§ Records from a collection:
------------------------------------------------

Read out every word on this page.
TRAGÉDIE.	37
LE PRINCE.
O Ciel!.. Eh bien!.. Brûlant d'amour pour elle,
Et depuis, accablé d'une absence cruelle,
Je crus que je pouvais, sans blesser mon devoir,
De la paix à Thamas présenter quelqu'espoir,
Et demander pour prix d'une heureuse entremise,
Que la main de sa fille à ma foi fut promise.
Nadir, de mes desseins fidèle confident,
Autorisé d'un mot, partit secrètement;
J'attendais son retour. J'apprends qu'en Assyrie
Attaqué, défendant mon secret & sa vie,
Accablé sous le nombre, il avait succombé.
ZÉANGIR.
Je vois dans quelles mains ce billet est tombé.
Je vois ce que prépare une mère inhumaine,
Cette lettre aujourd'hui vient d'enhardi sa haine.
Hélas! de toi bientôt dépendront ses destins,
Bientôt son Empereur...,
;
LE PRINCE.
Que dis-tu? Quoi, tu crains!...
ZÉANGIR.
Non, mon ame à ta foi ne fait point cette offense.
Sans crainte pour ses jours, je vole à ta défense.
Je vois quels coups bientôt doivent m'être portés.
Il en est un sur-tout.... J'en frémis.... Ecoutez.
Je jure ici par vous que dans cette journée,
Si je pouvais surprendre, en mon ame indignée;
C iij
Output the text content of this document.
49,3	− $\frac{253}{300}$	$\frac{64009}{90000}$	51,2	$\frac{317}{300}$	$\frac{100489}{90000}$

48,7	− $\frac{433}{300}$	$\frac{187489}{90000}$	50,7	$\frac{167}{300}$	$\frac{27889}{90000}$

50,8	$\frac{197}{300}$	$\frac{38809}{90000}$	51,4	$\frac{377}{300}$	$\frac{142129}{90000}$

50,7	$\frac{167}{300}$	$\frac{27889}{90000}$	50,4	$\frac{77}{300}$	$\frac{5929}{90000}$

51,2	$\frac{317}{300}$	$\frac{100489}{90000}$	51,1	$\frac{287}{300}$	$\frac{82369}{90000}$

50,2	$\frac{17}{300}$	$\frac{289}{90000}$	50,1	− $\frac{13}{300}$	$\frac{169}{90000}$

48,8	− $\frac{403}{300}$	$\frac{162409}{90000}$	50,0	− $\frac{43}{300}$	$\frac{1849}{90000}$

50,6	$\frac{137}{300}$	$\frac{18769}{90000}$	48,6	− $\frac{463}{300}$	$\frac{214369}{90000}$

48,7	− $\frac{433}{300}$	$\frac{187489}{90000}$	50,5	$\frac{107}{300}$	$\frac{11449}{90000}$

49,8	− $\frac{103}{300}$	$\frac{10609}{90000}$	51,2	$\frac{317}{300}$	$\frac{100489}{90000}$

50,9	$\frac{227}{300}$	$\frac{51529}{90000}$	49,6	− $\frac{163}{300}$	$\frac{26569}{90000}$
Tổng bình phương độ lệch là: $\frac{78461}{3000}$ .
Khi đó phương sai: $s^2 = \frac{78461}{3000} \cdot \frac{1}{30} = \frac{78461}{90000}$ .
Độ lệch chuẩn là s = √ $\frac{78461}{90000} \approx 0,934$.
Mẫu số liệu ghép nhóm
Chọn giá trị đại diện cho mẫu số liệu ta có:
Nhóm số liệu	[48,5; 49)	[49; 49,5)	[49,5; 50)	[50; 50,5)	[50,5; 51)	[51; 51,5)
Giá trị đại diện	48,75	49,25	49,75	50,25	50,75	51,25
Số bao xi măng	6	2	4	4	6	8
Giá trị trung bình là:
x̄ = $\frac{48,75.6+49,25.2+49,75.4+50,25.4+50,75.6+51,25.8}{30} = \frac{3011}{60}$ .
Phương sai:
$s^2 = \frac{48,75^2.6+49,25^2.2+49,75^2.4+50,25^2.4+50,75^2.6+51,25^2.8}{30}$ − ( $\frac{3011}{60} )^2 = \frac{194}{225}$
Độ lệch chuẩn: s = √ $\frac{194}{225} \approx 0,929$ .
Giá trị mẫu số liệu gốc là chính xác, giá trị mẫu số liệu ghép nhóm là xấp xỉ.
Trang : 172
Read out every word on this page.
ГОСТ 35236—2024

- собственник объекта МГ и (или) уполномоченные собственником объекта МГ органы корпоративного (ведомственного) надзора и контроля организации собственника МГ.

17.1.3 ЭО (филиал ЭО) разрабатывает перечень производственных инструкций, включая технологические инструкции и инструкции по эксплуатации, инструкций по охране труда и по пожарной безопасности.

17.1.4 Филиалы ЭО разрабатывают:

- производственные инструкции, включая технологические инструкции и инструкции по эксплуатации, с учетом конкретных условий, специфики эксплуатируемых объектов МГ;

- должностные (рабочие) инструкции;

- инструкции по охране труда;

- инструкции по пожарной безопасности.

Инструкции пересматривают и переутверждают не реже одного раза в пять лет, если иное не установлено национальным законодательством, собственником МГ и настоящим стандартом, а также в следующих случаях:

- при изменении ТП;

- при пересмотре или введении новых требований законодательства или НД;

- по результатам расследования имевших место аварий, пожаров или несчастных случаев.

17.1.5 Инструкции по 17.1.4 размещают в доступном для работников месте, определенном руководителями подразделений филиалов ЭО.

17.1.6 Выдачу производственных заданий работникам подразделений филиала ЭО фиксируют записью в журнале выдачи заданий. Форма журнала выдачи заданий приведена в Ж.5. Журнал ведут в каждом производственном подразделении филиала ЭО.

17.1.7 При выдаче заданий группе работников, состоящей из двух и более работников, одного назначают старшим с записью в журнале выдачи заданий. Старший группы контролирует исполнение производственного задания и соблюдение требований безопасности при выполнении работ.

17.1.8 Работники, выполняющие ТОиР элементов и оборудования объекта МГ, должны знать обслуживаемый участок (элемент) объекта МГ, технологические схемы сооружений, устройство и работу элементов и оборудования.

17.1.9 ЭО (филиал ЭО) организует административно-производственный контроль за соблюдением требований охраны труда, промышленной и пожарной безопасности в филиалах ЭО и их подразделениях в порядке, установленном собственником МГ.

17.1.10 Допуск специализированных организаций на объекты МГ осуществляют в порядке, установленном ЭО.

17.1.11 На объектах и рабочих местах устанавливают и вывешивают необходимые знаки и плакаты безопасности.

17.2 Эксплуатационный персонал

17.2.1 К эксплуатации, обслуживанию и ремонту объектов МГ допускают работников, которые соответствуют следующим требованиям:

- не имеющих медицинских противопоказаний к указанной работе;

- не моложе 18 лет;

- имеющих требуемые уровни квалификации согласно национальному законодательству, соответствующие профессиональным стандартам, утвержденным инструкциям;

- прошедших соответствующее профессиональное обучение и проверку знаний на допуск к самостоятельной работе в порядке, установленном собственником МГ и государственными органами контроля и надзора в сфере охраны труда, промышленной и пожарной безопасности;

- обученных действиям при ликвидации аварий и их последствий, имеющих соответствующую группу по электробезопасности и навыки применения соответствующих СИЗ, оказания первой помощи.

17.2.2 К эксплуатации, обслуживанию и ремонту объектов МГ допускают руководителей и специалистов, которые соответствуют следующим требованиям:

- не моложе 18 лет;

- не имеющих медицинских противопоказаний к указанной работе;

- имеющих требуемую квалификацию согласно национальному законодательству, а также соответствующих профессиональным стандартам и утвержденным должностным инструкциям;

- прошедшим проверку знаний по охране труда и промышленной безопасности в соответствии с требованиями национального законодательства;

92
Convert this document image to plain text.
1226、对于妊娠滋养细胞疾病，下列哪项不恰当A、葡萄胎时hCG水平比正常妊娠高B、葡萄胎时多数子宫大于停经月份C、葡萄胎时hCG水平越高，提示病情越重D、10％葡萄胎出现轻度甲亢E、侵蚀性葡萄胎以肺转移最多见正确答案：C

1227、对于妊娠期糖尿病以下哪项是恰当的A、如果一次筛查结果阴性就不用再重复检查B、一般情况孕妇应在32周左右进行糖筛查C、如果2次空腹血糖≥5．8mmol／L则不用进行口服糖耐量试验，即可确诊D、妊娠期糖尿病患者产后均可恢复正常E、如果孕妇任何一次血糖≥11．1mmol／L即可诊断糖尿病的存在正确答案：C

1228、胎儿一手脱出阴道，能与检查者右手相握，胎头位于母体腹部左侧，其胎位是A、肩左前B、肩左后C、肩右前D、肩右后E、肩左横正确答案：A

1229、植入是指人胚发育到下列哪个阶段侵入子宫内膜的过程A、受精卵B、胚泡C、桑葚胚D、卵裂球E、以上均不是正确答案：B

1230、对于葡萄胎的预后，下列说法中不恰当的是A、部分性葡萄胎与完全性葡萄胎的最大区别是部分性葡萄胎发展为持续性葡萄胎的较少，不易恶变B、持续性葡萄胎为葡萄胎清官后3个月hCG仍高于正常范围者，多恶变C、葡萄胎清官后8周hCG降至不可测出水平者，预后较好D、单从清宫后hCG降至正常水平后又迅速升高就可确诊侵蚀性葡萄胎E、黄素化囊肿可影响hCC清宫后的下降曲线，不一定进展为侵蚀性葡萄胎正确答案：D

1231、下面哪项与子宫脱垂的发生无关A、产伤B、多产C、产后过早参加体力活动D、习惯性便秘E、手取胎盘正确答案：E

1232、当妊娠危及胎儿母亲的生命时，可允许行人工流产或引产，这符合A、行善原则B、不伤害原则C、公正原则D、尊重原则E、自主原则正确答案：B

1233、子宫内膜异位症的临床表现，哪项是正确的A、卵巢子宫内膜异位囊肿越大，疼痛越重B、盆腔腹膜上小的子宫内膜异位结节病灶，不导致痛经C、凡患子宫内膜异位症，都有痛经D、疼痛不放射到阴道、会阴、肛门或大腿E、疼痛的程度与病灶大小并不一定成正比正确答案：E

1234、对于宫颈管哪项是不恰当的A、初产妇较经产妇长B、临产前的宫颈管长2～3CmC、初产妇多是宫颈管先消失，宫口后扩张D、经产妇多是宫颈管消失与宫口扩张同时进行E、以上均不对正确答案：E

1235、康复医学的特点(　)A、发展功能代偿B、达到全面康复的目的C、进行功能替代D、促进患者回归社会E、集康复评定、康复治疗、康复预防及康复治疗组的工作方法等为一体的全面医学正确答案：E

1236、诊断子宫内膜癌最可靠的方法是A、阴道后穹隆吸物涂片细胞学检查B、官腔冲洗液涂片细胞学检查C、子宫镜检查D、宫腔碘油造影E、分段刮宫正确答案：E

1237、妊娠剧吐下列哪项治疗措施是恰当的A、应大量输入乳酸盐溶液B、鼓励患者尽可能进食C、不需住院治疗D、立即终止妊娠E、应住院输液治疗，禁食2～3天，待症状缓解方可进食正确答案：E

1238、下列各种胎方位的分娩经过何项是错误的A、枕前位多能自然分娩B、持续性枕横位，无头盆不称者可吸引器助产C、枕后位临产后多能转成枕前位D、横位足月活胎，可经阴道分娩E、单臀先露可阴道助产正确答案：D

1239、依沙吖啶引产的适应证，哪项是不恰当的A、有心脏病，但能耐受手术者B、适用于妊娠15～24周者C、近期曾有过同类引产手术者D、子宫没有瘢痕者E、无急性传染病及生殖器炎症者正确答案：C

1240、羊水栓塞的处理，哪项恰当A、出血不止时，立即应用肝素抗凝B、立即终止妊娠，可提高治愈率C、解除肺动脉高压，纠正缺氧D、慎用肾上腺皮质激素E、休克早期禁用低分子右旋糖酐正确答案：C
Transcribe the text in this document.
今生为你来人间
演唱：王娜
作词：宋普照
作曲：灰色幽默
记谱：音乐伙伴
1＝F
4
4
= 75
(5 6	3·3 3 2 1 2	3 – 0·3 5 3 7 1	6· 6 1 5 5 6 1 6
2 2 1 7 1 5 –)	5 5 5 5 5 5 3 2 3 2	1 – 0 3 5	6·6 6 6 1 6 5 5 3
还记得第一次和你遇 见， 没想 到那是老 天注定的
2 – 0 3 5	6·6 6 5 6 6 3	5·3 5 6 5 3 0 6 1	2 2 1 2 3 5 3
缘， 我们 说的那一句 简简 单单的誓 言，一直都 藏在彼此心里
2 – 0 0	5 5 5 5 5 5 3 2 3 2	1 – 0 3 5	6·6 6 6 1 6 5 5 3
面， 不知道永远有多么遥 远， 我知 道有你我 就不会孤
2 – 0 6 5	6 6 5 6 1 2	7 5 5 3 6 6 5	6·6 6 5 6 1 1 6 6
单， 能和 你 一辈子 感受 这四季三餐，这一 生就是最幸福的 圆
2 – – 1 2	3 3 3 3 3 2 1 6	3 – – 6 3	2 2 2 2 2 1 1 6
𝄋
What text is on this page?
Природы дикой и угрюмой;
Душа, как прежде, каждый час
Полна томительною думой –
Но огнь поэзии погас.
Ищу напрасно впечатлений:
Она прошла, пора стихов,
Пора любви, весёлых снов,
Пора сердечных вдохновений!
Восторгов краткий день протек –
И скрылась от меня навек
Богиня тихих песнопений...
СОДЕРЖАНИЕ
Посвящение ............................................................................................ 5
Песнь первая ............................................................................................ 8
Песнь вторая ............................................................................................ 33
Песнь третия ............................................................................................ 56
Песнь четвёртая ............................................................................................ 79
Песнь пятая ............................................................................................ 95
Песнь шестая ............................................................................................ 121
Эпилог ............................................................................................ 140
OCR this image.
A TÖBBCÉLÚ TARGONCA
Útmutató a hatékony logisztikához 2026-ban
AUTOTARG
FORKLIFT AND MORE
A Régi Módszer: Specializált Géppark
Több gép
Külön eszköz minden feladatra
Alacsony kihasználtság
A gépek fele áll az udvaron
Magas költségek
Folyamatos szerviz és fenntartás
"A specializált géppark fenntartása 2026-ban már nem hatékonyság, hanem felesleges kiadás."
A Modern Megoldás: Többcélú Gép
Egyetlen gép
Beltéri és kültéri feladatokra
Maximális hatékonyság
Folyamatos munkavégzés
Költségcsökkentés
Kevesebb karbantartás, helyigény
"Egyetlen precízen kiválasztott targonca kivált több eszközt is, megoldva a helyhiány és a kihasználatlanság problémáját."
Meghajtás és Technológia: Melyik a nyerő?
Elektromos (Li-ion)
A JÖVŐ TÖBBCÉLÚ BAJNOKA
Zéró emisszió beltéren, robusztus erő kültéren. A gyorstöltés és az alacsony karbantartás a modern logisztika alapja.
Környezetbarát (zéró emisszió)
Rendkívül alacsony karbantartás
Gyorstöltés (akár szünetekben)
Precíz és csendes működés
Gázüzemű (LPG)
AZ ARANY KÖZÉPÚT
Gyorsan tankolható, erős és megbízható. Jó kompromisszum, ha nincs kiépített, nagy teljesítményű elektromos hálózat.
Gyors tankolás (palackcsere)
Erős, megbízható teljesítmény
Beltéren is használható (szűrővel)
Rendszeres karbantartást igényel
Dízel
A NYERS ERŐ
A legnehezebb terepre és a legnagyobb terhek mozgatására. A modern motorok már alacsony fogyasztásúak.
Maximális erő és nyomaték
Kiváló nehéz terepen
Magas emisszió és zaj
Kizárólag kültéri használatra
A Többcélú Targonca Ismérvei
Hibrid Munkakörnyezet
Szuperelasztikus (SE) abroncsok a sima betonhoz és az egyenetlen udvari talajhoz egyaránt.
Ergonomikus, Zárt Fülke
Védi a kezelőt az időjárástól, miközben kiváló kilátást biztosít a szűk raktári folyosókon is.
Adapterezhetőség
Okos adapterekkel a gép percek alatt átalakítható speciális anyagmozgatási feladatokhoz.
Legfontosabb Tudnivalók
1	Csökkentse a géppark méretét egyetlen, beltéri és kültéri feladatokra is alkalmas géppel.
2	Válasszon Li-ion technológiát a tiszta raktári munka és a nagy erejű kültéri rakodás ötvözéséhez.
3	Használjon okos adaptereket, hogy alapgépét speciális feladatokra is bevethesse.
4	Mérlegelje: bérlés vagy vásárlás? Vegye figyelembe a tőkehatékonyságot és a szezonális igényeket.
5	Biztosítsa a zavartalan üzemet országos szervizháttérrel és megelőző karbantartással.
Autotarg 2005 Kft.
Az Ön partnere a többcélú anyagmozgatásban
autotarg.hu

------------------------------------------------

§ Exercise description:
Copy every single line of the material above that holds "инструкциям".

§ Written response:
- имеющих требуемые уровни квалификации согласно национальному законодательству, соответствующие профессиональным стандартам, утвержденным инструкциям;
- имеющих требуемую квалификацию согласно национальному законодательству, а также соответствующих профессиональным стандартам и утвержденным должностным инструкциям;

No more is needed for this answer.